* DIRECTIONS FOR THIS TASK *
Go through the material and pull out every line with the string "screenshot" in it.

* RECORDS FOR PROCESSING *
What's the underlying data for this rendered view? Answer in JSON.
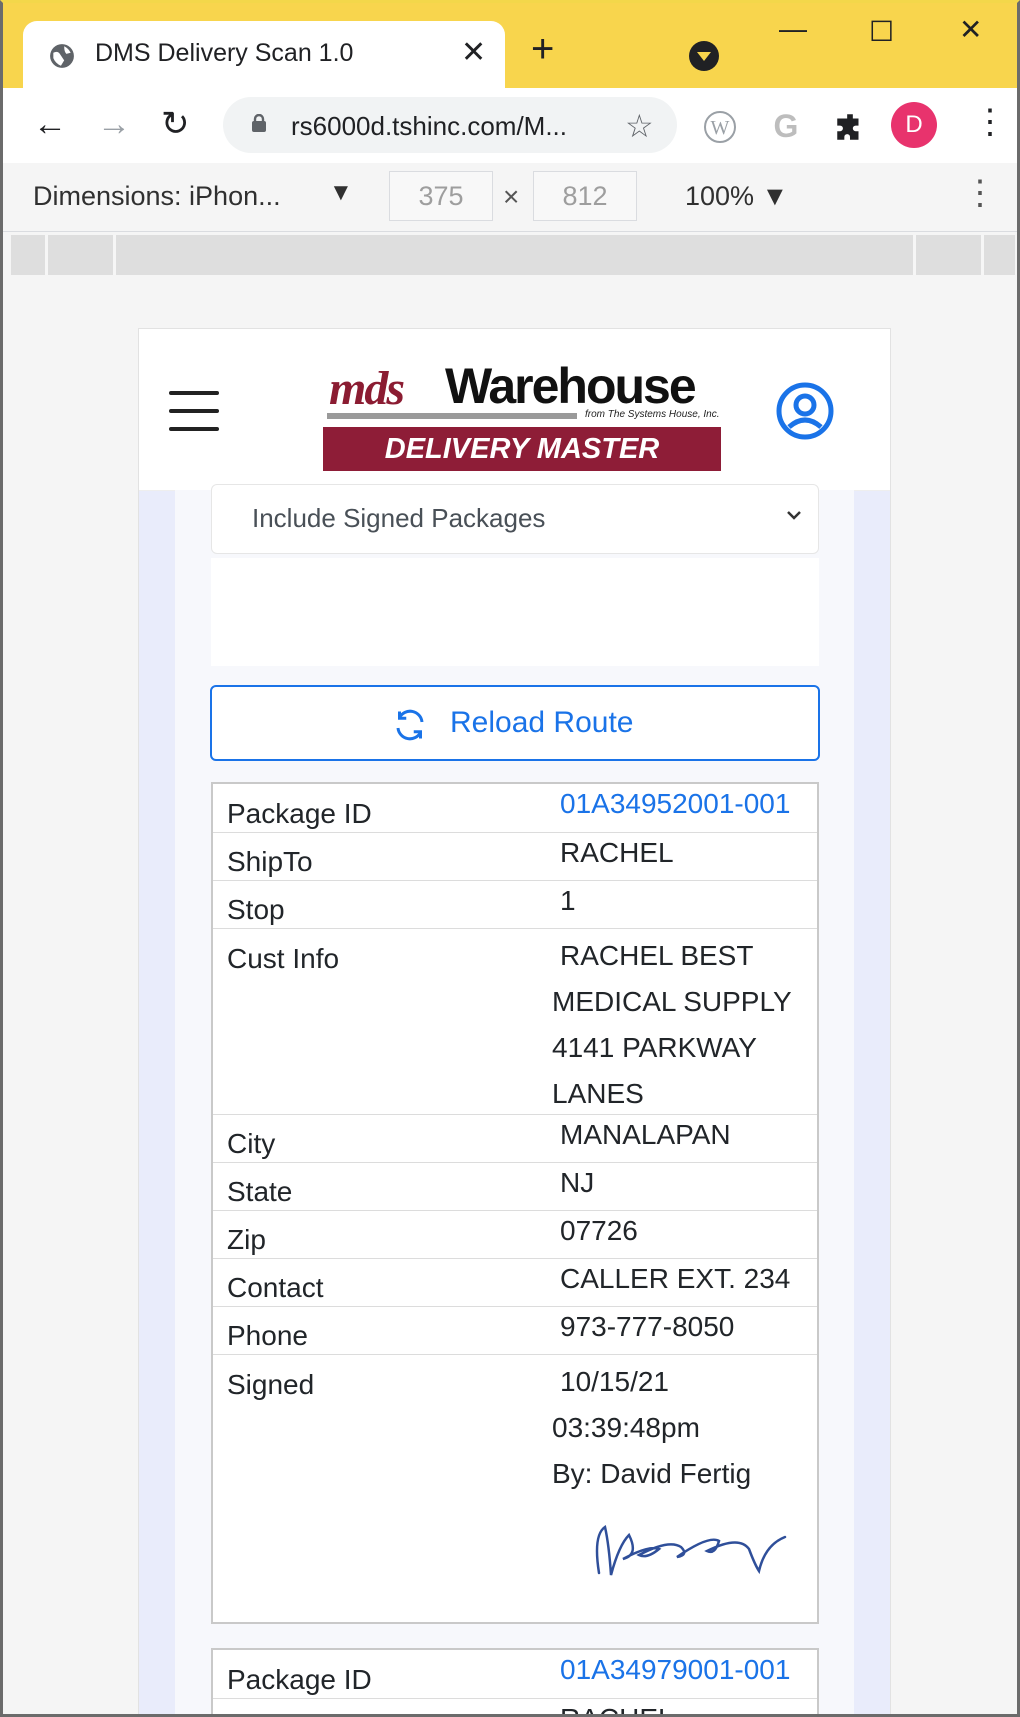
{
  "browser": {
    "tab_title": "DMS Delivery Scan 1.0",
    "url": "rs6000d.tshinc.com/M...",
    "profile_initial": "D"
  },
  "devtools": {
    "dimensions_label": "Dimensions: iPhon...",
    "width": "375",
    "height": "812",
    "times": "×",
    "zoom": "100% ▼",
    "dropdown_arrow": "▼"
  },
  "app": {
    "logo_mds": "mds",
    "logo_warehouse": "Warehouse",
    "logo_from": "from The Systems House, Inc.",
    "logo_banner": "DELIVERY MASTER",
    "filter_select": "Include Signed Packages",
    "reload_label": "Reload Route"
  },
  "packages": [
    {
      "labels": {
        "package_id": "Package ID",
        "ship_to": "ShipTo",
        "stop": "Stop",
        "cust_info": "Cust Info",
        "city": "City",
        "state": "State",
        "zip": "Zip",
        "contact": "Contact",
        "phone": "Phone",
        "signed": "Signed"
      },
      "package_id": "01A34952001-001",
      "ship_to": "RACHEL",
      "stop": "1",
      "cust_info": [
        "RACHEL BEST",
        "MEDICAL SUPPLY",
        "4141 PARKWAY",
        "LANES"
      ],
      "city": "MANALAPAN",
      "state": "NJ",
      "zip": "07726",
      "contact": "CALLER EXT. 234",
      "phone": "973-777-8050",
      "signed": [
        "10/15/21",
        "03:39:48pm",
        "By: David Fertig"
      ]
    },
    {
      "labels": {
        "package_id": "Package ID"
      },
      "package_id": "01A34979001-001",
      "ship_to": "RACHEL"
    }
  ],
  "colors": {
    "tab_strip": "#f8d54d",
    "accent_blue": "#1a73e8",
    "brand_maroon": "#8e1d37",
    "profile_pink": "#e8336d"
  }
}
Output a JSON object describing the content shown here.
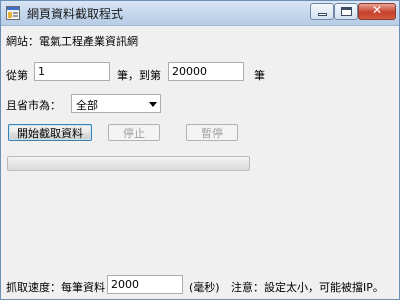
{
  "window": {
    "title": "網頁資料截取程式",
    "close_glyph": "✕"
  },
  "site": {
    "label": "網站：電氣工程產業資訊網"
  },
  "range": {
    "from_label": "從第",
    "from_value": "1",
    "middle_label": "筆，到第",
    "to_value": "20000",
    "end_label": "筆"
  },
  "region": {
    "label": "且省市為：",
    "selected": "全部"
  },
  "buttons": {
    "start": "開始截取資料",
    "stop": "停止",
    "pause": "暫停"
  },
  "progress": {
    "fraction": 0
  },
  "footer": {
    "speed_label": "抓取速度：每筆資料",
    "speed_value": "2000",
    "unit_label": "(毫秒)",
    "note": "注意：設定太小，可能被擋IP。"
  },
  "icons": {
    "app": "app-window-icon",
    "minimize": "minimize-icon",
    "maximize": "maximize-icon",
    "close": "close-icon"
  }
}
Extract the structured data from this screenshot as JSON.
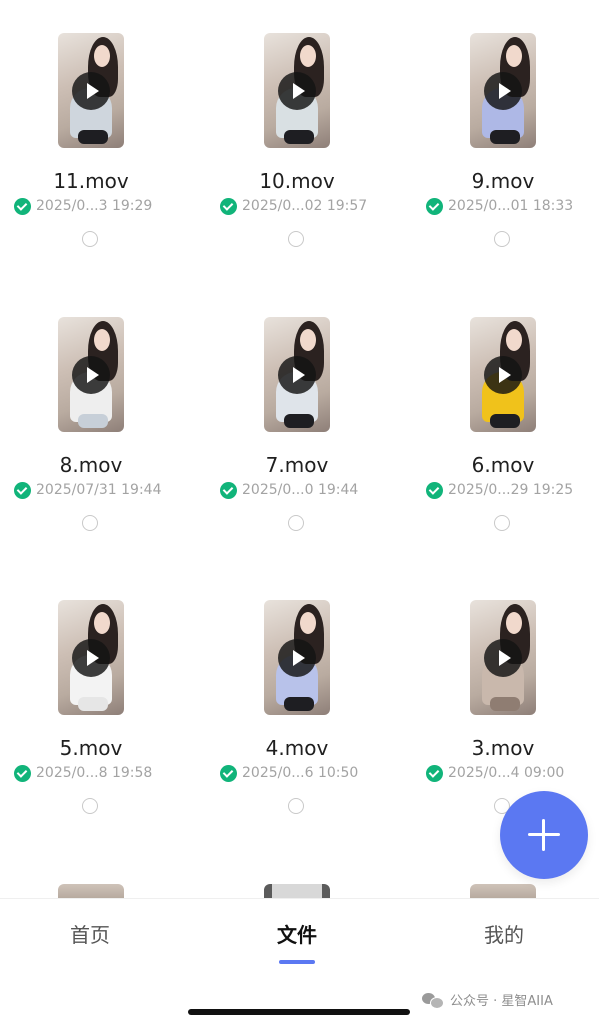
{
  "files": [
    {
      "name": "11.mov",
      "time": "2025/0...3 19:29"
    },
    {
      "name": "10.mov",
      "time": "2025/0...02 19:57"
    },
    {
      "name": "9.mov",
      "time": "2025/0...01 18:33"
    },
    {
      "name": "8.mov",
      "time": "2025/07/31 19:44"
    },
    {
      "name": "7.mov",
      "time": "2025/0...0 19:44"
    },
    {
      "name": "6.mov",
      "time": "2025/0...29 19:25"
    },
    {
      "name": "5.mov",
      "time": "2025/0...8 19:58"
    },
    {
      "name": "4.mov",
      "time": "2025/0...6 10:50"
    },
    {
      "name": "3.mov",
      "time": "2025/0...4 09:00"
    }
  ],
  "tabs": [
    {
      "label": "首页",
      "active": false
    },
    {
      "label": "文件",
      "active": true
    },
    {
      "label": "我的",
      "active": false
    }
  ],
  "fab": {
    "icon": "plus-icon"
  },
  "watermark": {
    "text": "公众号 · 星智AIIA",
    "icon": "wechat-icon"
  },
  "icons": {
    "sync_status": "check-circle-icon",
    "play": "play-icon",
    "select": "radio-circle-icon"
  },
  "colors": {
    "accent": "#5b78f2",
    "success": "#11b47a"
  }
}
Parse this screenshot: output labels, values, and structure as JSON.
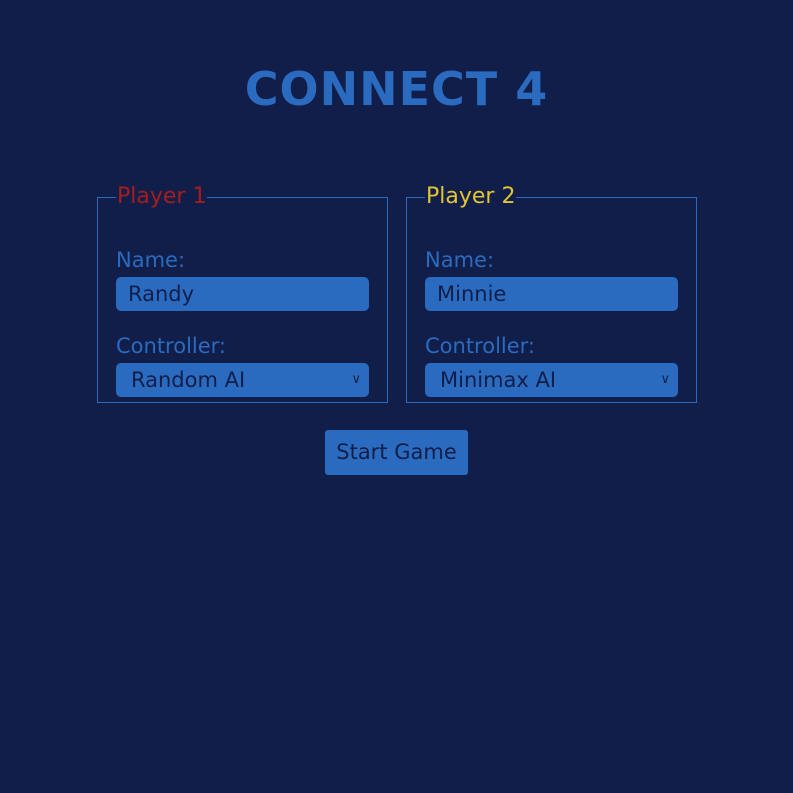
{
  "title": "CONNECT 4",
  "colors": {
    "background": "#111e4a",
    "accent": "#2a6bbf",
    "player1": "#a51d1d",
    "player2": "#e0c534"
  },
  "players": [
    {
      "legend": "Player 1",
      "name_label": "Name:",
      "name_value": "Randy",
      "controller_label": "Controller:",
      "controller_value": "Random AI"
    },
    {
      "legend": "Player 2",
      "name_label": "Name:",
      "name_value": "Minnie",
      "controller_label": "Controller:",
      "controller_value": "Minimax AI"
    }
  ],
  "start_button": "Start Game",
  "icons": {
    "select_arrow": "chevron-down-icon"
  }
}
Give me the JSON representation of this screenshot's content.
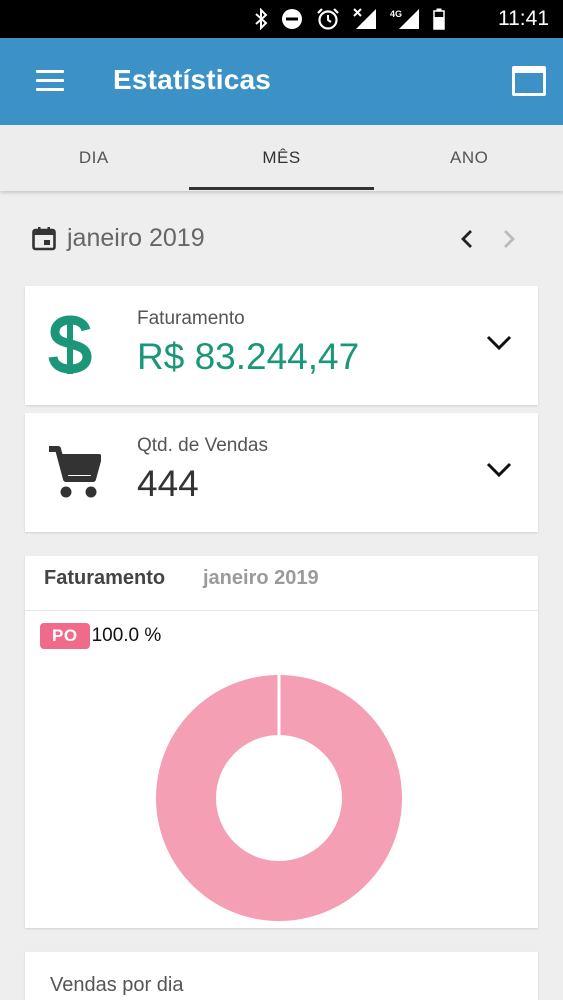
{
  "status_bar": {
    "time": "11:41",
    "network": "4G",
    "icons": [
      "bluetooth-icon",
      "do-not-disturb-icon",
      "alarm-icon",
      "signal-off-icon",
      "signal-4g-icon",
      "battery-icon"
    ]
  },
  "app_bar": {
    "title": "Estatísticas",
    "menu_icon": "hamburger-menu-icon",
    "action_icon": "window-icon",
    "color": "#3c92c6"
  },
  "tabs": [
    {
      "label": "DIA",
      "active": false
    },
    {
      "label": "MÊS",
      "active": true
    },
    {
      "label": "ANO",
      "active": false
    }
  ],
  "period": {
    "label": "janeiro 2019",
    "icon": "calendar-icon"
  },
  "summary_cards": [
    {
      "label": "Faturamento",
      "value": "R$ 83.244,47",
      "icon": "dollar-icon",
      "color": "#1c9679"
    },
    {
      "label": "Qtd. de Vendas",
      "value": "444",
      "icon": "shopping-cart-icon",
      "color": "#333333"
    }
  ],
  "chart": {
    "title": "Faturamento",
    "subtitle": "janeiro 2019"
  },
  "chart_data": {
    "type": "pie",
    "categories": [
      "PO"
    ],
    "values": [
      100.0
    ],
    "labels": [
      "100.0 %"
    ],
    "colors": [
      "#f49fb3"
    ],
    "legend_color": "#f06b8a",
    "donut": true
  },
  "bottom_card": {
    "title": "Vendas por dia"
  }
}
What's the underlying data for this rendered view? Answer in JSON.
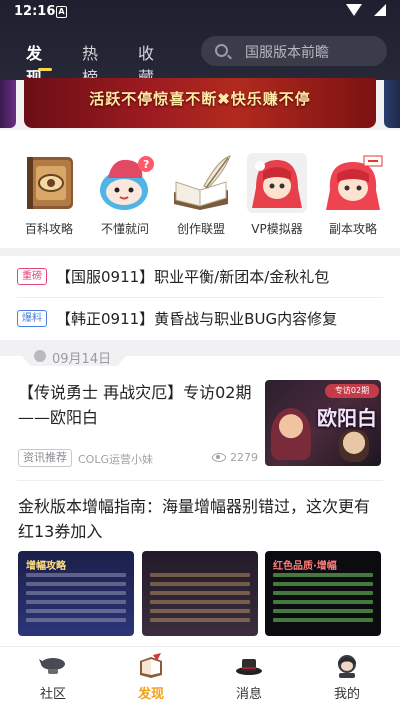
{
  "status_bar": {
    "time": "12:16",
    "sim_glyph": "A"
  },
  "header": {
    "tabs": [
      {
        "label": "发现",
        "active": true
      },
      {
        "label": "热榜",
        "active": false
      },
      {
        "label": "收藏",
        "active": false
      }
    ],
    "search": {
      "placeholder": "国服版本前瞻",
      "icon": "search-icon"
    }
  },
  "banner": {
    "text": "活跃不停惊喜不断✖快乐赚不停"
  },
  "quick_entries": [
    {
      "label": "百科攻略",
      "icon": "encyclopedia-book-icon"
    },
    {
      "label": "不懂就问",
      "icon": "ask-mascot-icon"
    },
    {
      "label": "创作联盟",
      "icon": "open-book-quill-icon"
    },
    {
      "label": "VP模拟器",
      "icon": "vp-simulator-character-icon"
    },
    {
      "label": "副本攻略",
      "icon": "dungeon-guide-character-icon"
    }
  ],
  "notices": [
    {
      "tag": "重磅",
      "tag_color": "#e0457b",
      "text": "【国服0911】职业平衡/新团本/金秋礼包"
    },
    {
      "tag": "爆料",
      "tag_color": "#4a7fe0",
      "text": "【韩正0911】黄昏战与职业BUG内容修复"
    }
  ],
  "date_chip": {
    "text": "09月14日"
  },
  "article_1": {
    "title": "【传说勇士 再战灾厄】专访02期——欧阳白",
    "tag": "资讯推荐",
    "author": "COLG运营小妹",
    "views": "2279",
    "thumb_badge": "专访02期",
    "thumb_text": "欧阳白"
  },
  "article_2": {
    "title": "金秋版本增幅指南：海量增幅器别错过，这次更有红13券加入",
    "images": [
      {
        "caption": "增幅攻略"
      },
      {
        "caption": ""
      },
      {
        "caption": "红色品质·增幅"
      }
    ]
  },
  "bottom_nav": [
    {
      "label": "社区",
      "icon": "community-airship-icon",
      "active": false
    },
    {
      "label": "发现",
      "icon": "discover-book-icon",
      "active": true
    },
    {
      "label": "消息",
      "icon": "message-hat-icon",
      "active": false
    },
    {
      "label": "我的",
      "icon": "profile-avatar-icon",
      "active": false
    }
  ],
  "colors": {
    "accent": "#f2a01b",
    "header_bg": "#1e2030",
    "tab_indicator": "#ffd54a"
  }
}
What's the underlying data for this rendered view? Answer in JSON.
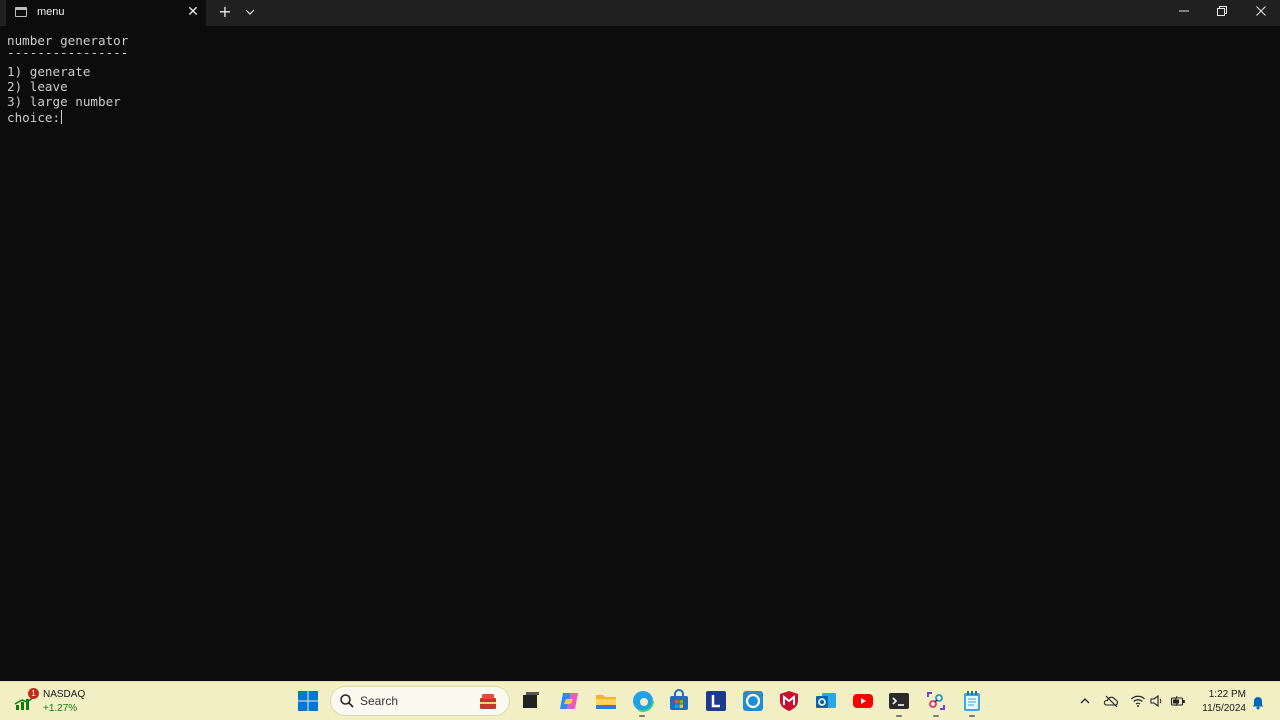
{
  "window": {
    "tab_title": "menu",
    "tab_close_symbol": "✕",
    "new_tab_symbol": "+",
    "minimize_symbol": "—",
    "maximize_symbol": "❐",
    "close_symbol": "✕"
  },
  "terminal": {
    "lines": [
      "number generator",
      "----------------",
      "1) generate",
      "2) leave",
      "3) large number",
      "choice:"
    ],
    "text_color": "#cccccc",
    "background": "#0c0c0c"
  },
  "taskbar": {
    "widget": {
      "badge": "1",
      "name": "NASDAQ",
      "change": "+1.27%"
    },
    "search": {
      "placeholder": "Search"
    },
    "apps": [
      "windows-start-icon",
      "task-view-icon",
      "copilot-icon",
      "file-explorer-icon",
      "edge-icon",
      "store-icon",
      "l-app-icon",
      "alexa-icon",
      "mcafee-icon",
      "outlook-icon",
      "youtube-icon",
      "terminal-icon",
      "snipping-tool-icon",
      "notepad-icon"
    ],
    "tray": {
      "icons": [
        "chevron-up-icon",
        "onedrive-icon",
        "wifi-icon",
        "volume-icon",
        "battery-icon",
        "notification-bell-icon"
      ],
      "time": "1:22 PM",
      "date": "11/5/2024"
    },
    "background": "#f2efc4"
  }
}
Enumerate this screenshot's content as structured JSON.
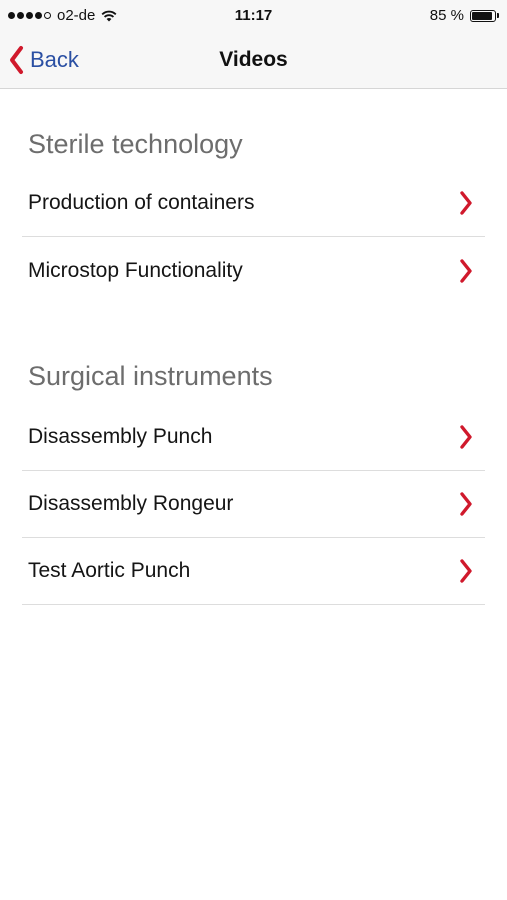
{
  "status_bar": {
    "carrier": "o2-de",
    "time": "11:17",
    "battery_percent": "85 %",
    "signal_icon": "signal-dots-icon",
    "wifi_icon": "wifi-icon",
    "battery_icon": "battery-icon"
  },
  "nav": {
    "back_label": "Back",
    "title": "Videos",
    "back_color": "#2a4fa3",
    "chevron_color": "#d0192c"
  },
  "sections": [
    {
      "header": "Sterile technology",
      "items": [
        {
          "label": "Production of containers"
        },
        {
          "label": "Microstop Functionality"
        }
      ]
    },
    {
      "header": "Surgical instruments",
      "items": [
        {
          "label": "Disassembly Punch"
        },
        {
          "label": "Disassembly Rongeur"
        },
        {
          "label": "Test Aortic Punch"
        }
      ]
    }
  ]
}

* TASK RESPONSE *
Extract the structured data from this screenshot as JSON.
Parse this screenshot: output labels, values, and structure as JSON.
Give me the JSON representation of this screenshot's content.
Enumerate this screenshot's content as structured JSON.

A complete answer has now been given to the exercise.